• **Problem details**
Copy each line of the records that holds the string "elitr".
** start **
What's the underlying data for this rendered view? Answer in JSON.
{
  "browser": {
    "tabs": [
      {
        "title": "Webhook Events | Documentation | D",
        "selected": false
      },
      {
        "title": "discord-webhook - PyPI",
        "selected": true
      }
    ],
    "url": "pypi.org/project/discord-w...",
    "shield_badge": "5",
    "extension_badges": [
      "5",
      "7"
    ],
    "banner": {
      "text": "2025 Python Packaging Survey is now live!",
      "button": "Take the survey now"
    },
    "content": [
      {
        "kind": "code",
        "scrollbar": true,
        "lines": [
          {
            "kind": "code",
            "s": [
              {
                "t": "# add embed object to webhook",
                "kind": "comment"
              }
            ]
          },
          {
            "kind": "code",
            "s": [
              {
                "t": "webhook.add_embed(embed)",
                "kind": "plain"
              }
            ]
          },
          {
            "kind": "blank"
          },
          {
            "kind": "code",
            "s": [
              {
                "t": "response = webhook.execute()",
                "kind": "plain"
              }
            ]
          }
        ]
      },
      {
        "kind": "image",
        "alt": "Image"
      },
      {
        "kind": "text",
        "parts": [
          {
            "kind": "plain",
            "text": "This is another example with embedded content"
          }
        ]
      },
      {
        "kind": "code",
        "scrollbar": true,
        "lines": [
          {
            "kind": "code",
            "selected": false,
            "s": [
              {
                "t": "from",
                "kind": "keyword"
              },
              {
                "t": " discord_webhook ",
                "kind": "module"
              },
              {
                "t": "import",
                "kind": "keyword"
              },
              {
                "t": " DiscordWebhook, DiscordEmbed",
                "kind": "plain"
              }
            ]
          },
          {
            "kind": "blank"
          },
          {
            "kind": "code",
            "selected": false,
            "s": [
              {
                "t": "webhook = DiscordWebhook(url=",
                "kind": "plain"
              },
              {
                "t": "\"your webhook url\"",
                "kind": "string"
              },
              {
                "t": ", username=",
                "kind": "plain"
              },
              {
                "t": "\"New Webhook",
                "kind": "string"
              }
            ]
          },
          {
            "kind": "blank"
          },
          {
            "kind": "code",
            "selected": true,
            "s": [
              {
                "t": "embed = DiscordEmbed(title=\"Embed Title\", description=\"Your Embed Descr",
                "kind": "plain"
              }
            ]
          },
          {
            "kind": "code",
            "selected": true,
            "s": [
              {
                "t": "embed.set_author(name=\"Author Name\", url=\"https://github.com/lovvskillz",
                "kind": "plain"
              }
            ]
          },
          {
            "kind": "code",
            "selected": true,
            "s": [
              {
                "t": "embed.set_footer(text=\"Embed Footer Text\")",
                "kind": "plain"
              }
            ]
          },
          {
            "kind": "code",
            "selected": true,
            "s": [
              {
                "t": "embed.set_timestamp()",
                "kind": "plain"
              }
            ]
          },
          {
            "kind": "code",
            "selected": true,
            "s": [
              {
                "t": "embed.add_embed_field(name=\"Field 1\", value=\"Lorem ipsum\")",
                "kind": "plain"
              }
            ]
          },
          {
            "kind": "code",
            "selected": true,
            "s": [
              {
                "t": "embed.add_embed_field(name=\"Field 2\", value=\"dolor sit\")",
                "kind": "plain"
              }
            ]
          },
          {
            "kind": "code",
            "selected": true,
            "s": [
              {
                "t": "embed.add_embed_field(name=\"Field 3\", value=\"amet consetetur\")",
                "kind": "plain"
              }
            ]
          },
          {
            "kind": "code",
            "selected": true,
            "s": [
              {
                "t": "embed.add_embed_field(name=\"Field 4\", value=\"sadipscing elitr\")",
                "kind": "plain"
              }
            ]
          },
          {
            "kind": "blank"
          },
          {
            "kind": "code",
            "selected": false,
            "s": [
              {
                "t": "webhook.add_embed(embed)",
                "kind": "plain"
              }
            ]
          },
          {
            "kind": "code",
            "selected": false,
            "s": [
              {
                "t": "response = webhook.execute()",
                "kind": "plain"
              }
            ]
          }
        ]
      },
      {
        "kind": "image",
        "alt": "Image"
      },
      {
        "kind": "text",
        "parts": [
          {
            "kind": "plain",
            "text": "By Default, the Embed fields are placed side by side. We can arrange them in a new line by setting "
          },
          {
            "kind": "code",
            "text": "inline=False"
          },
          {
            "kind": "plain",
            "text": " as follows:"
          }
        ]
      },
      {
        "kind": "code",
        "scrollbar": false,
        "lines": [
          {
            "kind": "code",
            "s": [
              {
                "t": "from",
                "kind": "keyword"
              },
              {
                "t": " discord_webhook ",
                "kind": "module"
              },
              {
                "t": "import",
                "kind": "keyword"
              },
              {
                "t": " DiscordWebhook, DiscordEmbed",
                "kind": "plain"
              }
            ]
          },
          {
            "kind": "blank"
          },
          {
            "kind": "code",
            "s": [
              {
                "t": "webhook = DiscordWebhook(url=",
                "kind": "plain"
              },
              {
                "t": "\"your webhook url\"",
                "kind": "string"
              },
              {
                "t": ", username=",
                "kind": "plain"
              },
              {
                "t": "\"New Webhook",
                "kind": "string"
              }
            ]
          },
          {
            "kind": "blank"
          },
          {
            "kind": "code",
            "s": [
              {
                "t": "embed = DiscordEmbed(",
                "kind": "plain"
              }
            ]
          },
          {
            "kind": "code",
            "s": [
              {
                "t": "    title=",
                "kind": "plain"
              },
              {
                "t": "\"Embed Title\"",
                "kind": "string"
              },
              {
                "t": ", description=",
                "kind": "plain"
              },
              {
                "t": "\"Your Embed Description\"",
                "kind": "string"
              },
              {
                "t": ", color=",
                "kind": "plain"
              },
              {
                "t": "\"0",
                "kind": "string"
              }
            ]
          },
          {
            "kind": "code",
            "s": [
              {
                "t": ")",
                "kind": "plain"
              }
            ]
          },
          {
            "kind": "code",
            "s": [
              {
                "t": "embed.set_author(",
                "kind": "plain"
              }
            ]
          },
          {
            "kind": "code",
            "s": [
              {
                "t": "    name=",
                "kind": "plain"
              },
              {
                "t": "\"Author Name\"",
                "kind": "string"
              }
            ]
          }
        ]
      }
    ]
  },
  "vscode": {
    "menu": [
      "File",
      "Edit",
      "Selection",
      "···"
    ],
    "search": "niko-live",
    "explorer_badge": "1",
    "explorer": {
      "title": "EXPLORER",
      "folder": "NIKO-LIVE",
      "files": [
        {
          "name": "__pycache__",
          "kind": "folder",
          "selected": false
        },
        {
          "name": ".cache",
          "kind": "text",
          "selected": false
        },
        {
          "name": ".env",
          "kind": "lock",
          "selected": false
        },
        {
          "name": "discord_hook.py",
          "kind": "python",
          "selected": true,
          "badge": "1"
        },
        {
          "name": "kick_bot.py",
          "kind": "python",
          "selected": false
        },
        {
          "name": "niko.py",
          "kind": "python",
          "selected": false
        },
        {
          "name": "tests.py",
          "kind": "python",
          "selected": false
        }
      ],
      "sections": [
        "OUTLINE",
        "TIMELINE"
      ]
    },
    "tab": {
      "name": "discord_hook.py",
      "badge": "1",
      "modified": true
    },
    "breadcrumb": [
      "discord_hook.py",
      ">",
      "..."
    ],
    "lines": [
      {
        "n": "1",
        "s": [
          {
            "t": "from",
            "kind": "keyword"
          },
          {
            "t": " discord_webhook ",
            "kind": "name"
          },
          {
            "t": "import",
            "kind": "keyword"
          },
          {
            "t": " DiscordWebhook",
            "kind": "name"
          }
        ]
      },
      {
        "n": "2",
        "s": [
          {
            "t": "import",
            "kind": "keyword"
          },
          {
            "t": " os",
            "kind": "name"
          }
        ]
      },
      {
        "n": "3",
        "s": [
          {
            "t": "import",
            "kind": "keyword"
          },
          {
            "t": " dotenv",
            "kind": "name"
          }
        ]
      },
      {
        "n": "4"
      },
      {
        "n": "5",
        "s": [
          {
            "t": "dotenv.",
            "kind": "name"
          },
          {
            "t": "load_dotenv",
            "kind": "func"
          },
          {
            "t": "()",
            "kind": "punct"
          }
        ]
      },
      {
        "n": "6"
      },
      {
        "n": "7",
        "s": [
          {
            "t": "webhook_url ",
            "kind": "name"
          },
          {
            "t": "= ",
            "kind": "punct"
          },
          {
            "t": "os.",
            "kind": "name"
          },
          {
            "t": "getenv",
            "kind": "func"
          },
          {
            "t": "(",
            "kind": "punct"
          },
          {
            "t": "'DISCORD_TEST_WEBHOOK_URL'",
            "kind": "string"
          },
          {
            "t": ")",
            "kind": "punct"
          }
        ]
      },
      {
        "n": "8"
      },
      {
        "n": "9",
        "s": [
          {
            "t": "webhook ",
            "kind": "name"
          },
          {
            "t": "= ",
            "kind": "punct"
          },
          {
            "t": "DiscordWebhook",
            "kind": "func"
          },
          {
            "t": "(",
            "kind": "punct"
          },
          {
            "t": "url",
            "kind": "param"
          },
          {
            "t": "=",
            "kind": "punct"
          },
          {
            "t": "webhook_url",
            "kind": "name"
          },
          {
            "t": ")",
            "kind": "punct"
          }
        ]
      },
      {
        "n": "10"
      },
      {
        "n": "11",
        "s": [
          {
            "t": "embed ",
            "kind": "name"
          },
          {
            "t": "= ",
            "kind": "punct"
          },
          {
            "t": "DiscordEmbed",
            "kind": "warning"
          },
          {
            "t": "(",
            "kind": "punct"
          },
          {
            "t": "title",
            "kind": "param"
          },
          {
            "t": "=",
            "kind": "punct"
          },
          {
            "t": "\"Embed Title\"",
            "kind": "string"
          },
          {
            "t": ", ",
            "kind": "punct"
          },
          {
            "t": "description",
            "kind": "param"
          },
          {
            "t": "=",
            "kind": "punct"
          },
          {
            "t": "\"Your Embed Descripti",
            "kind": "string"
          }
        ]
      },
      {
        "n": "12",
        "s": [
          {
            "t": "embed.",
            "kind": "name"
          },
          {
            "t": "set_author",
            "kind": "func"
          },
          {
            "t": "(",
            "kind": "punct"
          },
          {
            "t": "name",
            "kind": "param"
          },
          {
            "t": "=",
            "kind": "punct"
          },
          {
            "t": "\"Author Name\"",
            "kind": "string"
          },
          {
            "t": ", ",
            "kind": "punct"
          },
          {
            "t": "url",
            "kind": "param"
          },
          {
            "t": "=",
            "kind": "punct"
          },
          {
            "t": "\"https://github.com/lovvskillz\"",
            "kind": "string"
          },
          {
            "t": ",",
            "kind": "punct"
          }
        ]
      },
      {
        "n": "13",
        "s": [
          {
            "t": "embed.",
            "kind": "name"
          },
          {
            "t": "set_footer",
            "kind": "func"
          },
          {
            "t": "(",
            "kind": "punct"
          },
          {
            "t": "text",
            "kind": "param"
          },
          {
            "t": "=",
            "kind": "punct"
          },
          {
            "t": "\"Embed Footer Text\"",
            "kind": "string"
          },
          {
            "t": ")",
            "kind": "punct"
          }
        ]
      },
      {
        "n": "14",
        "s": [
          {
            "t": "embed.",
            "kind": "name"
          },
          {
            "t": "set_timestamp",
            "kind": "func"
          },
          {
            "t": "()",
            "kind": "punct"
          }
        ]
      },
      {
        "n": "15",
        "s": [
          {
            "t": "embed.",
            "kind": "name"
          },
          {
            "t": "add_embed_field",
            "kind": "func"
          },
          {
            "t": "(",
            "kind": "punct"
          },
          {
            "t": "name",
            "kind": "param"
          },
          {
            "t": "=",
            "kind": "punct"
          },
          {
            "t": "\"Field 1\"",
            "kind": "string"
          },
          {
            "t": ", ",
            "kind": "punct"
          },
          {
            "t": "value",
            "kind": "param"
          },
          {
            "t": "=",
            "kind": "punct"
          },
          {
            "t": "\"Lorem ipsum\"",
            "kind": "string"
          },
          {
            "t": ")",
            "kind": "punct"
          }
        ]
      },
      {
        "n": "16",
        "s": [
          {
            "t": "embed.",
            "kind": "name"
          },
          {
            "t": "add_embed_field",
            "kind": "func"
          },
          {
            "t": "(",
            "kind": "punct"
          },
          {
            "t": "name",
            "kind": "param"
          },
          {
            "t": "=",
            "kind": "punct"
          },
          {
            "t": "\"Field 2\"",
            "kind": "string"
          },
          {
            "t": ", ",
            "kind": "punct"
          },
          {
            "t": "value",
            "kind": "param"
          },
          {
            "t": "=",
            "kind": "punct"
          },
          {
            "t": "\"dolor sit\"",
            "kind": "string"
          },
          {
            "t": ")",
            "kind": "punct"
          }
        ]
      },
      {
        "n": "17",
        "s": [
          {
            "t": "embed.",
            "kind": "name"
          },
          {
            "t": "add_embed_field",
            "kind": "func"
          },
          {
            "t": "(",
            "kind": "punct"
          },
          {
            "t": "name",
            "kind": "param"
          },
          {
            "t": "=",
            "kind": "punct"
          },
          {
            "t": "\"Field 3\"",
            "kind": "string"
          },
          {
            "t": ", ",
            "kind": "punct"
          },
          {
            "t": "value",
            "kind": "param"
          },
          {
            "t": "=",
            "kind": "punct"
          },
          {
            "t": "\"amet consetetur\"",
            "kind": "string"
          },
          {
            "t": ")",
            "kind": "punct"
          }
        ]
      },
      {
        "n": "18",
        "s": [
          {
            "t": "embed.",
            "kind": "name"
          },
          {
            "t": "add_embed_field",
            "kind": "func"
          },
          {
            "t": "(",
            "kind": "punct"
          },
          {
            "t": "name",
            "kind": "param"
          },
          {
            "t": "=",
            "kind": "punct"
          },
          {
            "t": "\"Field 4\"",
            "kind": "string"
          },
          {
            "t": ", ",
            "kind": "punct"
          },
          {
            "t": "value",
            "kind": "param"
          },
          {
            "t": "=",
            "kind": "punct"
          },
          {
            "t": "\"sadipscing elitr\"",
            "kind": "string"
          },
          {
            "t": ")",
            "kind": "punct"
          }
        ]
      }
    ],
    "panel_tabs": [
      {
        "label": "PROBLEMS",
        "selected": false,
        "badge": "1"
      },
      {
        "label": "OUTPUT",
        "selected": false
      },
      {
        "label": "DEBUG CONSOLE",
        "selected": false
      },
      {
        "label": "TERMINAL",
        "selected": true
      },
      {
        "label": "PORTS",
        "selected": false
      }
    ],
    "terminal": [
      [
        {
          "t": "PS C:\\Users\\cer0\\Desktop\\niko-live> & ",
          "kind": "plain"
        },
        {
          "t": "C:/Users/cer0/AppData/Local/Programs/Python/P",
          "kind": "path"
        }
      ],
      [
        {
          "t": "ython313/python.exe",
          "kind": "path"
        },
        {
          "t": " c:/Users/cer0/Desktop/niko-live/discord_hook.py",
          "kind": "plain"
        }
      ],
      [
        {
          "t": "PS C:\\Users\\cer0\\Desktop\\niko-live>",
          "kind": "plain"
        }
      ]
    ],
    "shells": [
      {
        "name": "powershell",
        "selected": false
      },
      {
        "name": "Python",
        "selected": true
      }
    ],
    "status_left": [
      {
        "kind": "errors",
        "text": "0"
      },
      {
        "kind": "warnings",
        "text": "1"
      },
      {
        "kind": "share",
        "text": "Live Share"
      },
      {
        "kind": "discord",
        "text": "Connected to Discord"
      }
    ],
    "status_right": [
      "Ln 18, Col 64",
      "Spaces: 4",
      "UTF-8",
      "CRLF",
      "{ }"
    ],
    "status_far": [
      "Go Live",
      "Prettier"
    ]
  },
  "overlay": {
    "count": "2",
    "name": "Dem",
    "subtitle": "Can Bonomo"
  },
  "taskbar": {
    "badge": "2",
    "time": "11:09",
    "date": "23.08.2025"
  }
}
** end **
• **Task solution**
                "t": "embed.add_embed_field(name=\"Field 4\", value=\"sadipscing elitr\")",
            "t": "\"sadipscing elitr\"",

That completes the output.